Your goal: Copy the listing below word for word, keeping every line and its order unchanged.

• • •

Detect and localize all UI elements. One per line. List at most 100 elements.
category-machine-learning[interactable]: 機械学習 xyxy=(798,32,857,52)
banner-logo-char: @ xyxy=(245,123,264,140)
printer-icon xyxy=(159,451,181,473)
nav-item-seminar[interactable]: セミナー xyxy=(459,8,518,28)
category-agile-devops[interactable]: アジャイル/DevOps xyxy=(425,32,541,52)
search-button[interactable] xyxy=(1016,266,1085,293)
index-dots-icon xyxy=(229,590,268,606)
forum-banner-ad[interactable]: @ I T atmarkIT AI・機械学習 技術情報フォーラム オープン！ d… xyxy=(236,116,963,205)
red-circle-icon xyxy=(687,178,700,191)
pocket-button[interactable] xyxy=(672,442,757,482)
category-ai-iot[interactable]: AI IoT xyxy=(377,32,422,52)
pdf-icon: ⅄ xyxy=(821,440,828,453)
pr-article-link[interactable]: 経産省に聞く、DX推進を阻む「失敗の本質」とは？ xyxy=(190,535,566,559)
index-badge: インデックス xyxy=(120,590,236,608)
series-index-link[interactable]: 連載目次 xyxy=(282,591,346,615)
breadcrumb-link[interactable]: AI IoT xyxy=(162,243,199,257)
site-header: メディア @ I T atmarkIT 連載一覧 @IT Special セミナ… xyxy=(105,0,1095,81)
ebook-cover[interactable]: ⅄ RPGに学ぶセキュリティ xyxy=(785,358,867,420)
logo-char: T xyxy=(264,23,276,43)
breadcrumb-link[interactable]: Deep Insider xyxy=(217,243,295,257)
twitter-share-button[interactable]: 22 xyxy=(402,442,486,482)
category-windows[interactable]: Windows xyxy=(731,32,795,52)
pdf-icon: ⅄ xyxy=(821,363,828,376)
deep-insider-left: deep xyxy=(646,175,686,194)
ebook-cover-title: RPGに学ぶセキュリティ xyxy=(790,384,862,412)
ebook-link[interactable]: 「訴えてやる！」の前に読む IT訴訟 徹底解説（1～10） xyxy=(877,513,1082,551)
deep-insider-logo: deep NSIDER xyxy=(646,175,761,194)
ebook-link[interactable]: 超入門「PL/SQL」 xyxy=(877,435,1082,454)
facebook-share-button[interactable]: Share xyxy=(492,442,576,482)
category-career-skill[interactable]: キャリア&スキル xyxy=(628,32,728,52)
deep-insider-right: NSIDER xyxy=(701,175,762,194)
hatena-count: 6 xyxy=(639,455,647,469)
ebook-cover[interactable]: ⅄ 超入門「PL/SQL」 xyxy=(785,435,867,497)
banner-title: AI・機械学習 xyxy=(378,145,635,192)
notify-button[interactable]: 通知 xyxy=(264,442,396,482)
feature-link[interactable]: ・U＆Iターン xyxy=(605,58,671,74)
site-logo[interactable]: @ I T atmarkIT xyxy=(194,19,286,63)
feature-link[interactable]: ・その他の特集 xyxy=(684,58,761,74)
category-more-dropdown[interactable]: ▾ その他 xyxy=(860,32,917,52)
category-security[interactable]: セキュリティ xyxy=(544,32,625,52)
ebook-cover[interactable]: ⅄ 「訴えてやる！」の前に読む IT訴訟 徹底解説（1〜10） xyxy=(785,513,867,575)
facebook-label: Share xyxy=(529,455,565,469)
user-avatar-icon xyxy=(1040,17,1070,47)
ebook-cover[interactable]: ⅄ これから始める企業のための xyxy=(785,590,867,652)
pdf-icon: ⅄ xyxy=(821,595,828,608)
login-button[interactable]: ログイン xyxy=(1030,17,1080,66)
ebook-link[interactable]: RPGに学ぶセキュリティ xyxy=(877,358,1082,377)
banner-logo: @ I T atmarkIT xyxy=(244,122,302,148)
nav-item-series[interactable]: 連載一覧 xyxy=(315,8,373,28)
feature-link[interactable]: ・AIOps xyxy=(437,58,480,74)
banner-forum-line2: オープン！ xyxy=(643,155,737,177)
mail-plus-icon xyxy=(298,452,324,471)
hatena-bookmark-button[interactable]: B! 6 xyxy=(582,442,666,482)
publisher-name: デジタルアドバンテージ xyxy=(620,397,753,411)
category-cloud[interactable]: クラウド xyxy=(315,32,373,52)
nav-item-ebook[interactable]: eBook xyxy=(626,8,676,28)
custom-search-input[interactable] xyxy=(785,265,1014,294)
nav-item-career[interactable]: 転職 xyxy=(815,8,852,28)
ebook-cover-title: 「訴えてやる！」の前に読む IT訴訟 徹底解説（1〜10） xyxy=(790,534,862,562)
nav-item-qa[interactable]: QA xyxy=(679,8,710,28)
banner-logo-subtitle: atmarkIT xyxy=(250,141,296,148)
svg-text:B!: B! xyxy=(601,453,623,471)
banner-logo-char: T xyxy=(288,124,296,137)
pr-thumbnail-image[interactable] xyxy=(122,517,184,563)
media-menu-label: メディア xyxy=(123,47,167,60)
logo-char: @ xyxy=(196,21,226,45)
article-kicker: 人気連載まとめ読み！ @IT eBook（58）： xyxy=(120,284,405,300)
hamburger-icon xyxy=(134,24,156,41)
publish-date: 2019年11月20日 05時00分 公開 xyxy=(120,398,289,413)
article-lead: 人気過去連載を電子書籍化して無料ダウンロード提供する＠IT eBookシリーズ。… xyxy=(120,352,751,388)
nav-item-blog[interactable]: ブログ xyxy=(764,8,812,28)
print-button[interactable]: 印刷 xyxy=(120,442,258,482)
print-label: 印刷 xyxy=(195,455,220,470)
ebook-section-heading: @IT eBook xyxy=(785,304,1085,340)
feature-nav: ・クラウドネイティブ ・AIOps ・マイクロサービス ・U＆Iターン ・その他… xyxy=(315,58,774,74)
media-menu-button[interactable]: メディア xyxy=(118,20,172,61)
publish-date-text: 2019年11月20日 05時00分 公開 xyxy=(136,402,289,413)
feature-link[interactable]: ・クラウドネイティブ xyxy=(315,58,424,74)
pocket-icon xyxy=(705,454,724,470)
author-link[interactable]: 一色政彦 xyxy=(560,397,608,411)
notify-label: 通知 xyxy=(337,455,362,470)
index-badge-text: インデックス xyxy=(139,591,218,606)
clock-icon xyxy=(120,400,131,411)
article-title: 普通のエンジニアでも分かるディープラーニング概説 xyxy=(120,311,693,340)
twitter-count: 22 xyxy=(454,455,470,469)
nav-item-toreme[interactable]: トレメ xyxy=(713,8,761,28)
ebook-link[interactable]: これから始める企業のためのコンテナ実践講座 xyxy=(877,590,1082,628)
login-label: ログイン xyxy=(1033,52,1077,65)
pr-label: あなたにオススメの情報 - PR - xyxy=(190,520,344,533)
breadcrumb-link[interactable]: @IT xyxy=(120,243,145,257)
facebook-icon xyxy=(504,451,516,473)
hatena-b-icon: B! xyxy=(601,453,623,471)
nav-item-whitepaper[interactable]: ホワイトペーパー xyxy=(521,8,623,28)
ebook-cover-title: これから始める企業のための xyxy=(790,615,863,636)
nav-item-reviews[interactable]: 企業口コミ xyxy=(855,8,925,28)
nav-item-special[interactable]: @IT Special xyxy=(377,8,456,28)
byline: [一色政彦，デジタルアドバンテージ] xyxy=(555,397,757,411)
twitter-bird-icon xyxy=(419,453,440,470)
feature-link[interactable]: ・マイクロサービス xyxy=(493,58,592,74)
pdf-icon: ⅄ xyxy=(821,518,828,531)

• • •

Reply:
Detect and localize all UI elements. One per line. List at most 100 elements.
category-machine-learning[interactable]: 機械学習 xyxy=(798,32,857,52)
banner-logo-char: @ xyxy=(245,123,264,140)
printer-icon xyxy=(159,451,181,473)
nav-item-seminar[interactable]: セミナー xyxy=(459,8,518,28)
category-agile-devops[interactable]: アジャイル/DevOps xyxy=(425,32,541,52)
search-button[interactable] xyxy=(1016,266,1085,293)
index-dots-icon xyxy=(229,590,268,606)
forum-banner-ad[interactable]: @ I T atmarkIT AI・機械学習 技術情報フォーラム オープン！ d… xyxy=(236,116,963,205)
red-circle-icon xyxy=(687,178,700,191)
pocket-button[interactable] xyxy=(672,442,757,482)
category-ai-iot[interactable]: AI IoT xyxy=(377,32,422,52)
pdf-icon: ⅄ xyxy=(821,440,828,453)
pr-article-link[interactable]: 経産省に聞く、DX推進を阻む「失敗の本質」とは？ xyxy=(190,535,566,559)
index-badge: インデックス xyxy=(120,590,236,608)
series-index-link[interactable]: 連載目次 xyxy=(282,591,346,615)
breadcrumb-link[interactable]: AI IoT xyxy=(162,243,199,257)
site-header: メディア @ I T atmarkIT 連載一覧 @IT Special セミナ… xyxy=(105,0,1095,81)
ebook-cover[interactable]: ⅄ RPGに学ぶセキュリティ xyxy=(785,358,867,420)
logo-char: T xyxy=(264,23,276,43)
breadcrumb-link[interactable]: Deep Insider xyxy=(217,243,295,257)
twitter-share-button[interactable]: 22 xyxy=(402,442,486,482)
category-windows[interactable]: Windows xyxy=(731,32,795,52)
pdf-icon: ⅄ xyxy=(821,363,828,376)
deep-insider-left: deep xyxy=(646,175,686,194)
ebook-cover-title: RPGに学ぶセキュリティ xyxy=(790,384,862,412)
ebook-link[interactable]: 「訴えてやる！」の前に読む IT訴訟 徹底解説（1～10） xyxy=(877,513,1082,551)
deep-insider-logo: deep NSIDER xyxy=(646,175,761,194)
ebook-link[interactable]: 超入門「PL/SQL」 xyxy=(877,435,1082,454)
facebook-share-button[interactable]: Share xyxy=(492,442,576,482)
category-career-skill[interactable]: キャリア&スキル xyxy=(628,32,728,52)
deep-insider-right: NSIDER xyxy=(701,175,762,194)
hatena-count: 6 xyxy=(639,455,647,469)
ebook-cover[interactable]: ⅄ 超入門「PL/SQL」 xyxy=(785,435,867,497)
banner-title: AI・機械学習 xyxy=(378,145,635,192)
notify-button[interactable]: 通知 xyxy=(264,442,396,482)
feature-link[interactable]: ・U＆Iターン xyxy=(605,58,671,74)
site-logo[interactable]: @ I T atmarkIT xyxy=(194,19,286,63)
feature-link[interactable]: ・その他の特集 xyxy=(684,58,761,74)
category-more-dropdown[interactable]: ▾ その他 xyxy=(860,32,917,52)
category-security[interactable]: セキュリティ xyxy=(544,32,625,52)
ebook-cover[interactable]: ⅄ 「訴えてやる！」の前に読む IT訴訟 徹底解説（1〜10） xyxy=(785,513,867,575)
facebook-label: Share xyxy=(529,455,565,469)
user-avatar-icon xyxy=(1040,17,1070,47)
ebook-cover[interactable]: ⅄ これから始める企業のための xyxy=(785,590,867,652)
pdf-icon: ⅄ xyxy=(821,595,828,608)
login-button[interactable]: ログイン xyxy=(1030,17,1080,66)
ebook-link[interactable]: RPGに学ぶセキュリティ xyxy=(877,358,1082,377)
banner-logo: @ I T atmarkIT xyxy=(244,122,302,148)
nav-item-series[interactable]: 連載一覧 xyxy=(315,8,373,28)
feature-link[interactable]: ・AIOps xyxy=(437,58,480,74)
banner-forum-line2: オープン！ xyxy=(643,155,737,177)
mail-plus-icon xyxy=(298,452,324,471)
hatena-bookmark-button[interactable]: B! 6 xyxy=(582,442,666,482)
publisher-name: デジタルアドバンテージ xyxy=(620,397,753,411)
category-cloud[interactable]: クラウド xyxy=(315,32,373,52)
nav-item-ebook[interactable]: eBook xyxy=(626,8,676,28)
custom-search-input[interactable] xyxy=(785,265,1014,294)
nav-item-career[interactable]: 転職 xyxy=(815,8,852,28)
ebook-cover-title: 「訴えてやる！」の前に読む IT訴訟 徹底解説（1〜10） xyxy=(790,534,862,562)
nav-item-qa[interactable]: QA xyxy=(679,8,710,28)
banner-logo-subtitle: atmarkIT xyxy=(250,141,296,148)
svg-text:B!: B! xyxy=(601,453,623,471)
banner-logo-char: T xyxy=(288,124,296,137)
pr-thumbnail-image[interactable] xyxy=(122,517,184,563)
media-menu-label: メディア xyxy=(123,47,167,60)
logo-char: @ xyxy=(196,21,226,45)
article-kicker: 人気連載まとめ読み！ @IT eBook（58）： xyxy=(120,284,405,300)
hamburger-icon xyxy=(134,24,156,41)
publish-date: 2019年11月20日 05時00分 公開 xyxy=(120,398,289,413)
article-lead: 人気過去連載を電子書籍化して無料ダウンロード提供する＠IT eBookシリーズ。… xyxy=(120,352,751,388)
nav-item-blog[interactable]: ブログ xyxy=(764,8,812,28)
print-button[interactable]: 印刷 xyxy=(120,442,258,482)
print-label: 印刷 xyxy=(195,455,220,470)
ebook-section-heading: @IT eBook xyxy=(785,304,1085,340)
feature-nav: ・クラウドネイティブ ・AIOps ・マイクロサービス ・U＆Iターン ・その他… xyxy=(315,58,774,74)
media-menu-button[interactable]: メディア xyxy=(118,20,172,61)
publish-date-text: 2019年11月20日 05時00分 公開 xyxy=(136,402,289,413)
feature-link[interactable]: ・クラウドネイティブ xyxy=(315,58,424,74)
pocket-icon xyxy=(705,454,724,470)
author-link[interactable]: 一色政彦 xyxy=(560,397,608,411)
notify-label: 通知 xyxy=(337,455,362,470)
index-badge-text: インデックス xyxy=(139,591,218,606)
clock-icon xyxy=(120,400,131,411)
article-title: 普通のエンジニアでも分かるディープラーニング概説 xyxy=(120,311,693,340)
twitter-count: 22 xyxy=(454,455,470,469)
nav-item-toreme[interactable]: トレメ xyxy=(713,8,761,28)
ebook-link[interactable]: これから始める企業のためのコンテナ実践講座 xyxy=(877,590,1082,628)
login-label: ログイン xyxy=(1033,52,1077,65)
pr-label: あなたにオススメの情報 - PR - xyxy=(190,520,344,533)
breadcrumb-link[interactable]: @IT xyxy=(120,243,145,257)
facebook-icon xyxy=(504,451,516,473)
hatena-b-icon: B! xyxy=(601,453,623,471)
nav-item-whitepaper[interactable]: ホワイトペーパー xyxy=(521,8,623,28)
ebook-cover-title: これから始める企業のための xyxy=(790,615,863,636)
nav-item-reviews[interactable]: 企業口コミ xyxy=(855,8,925,28)
nav-item-special[interactable]: @IT Special xyxy=(377,8,456,28)
byline: [一色政彦，デジタルアドバンテージ] xyxy=(555,397,757,411)
twitter-bird-icon xyxy=(419,453,440,470)
feature-link[interactable]: ・マイクロサービス xyxy=(493,58,592,74)
pdf-icon: ⅄ xyxy=(821,518,828,531)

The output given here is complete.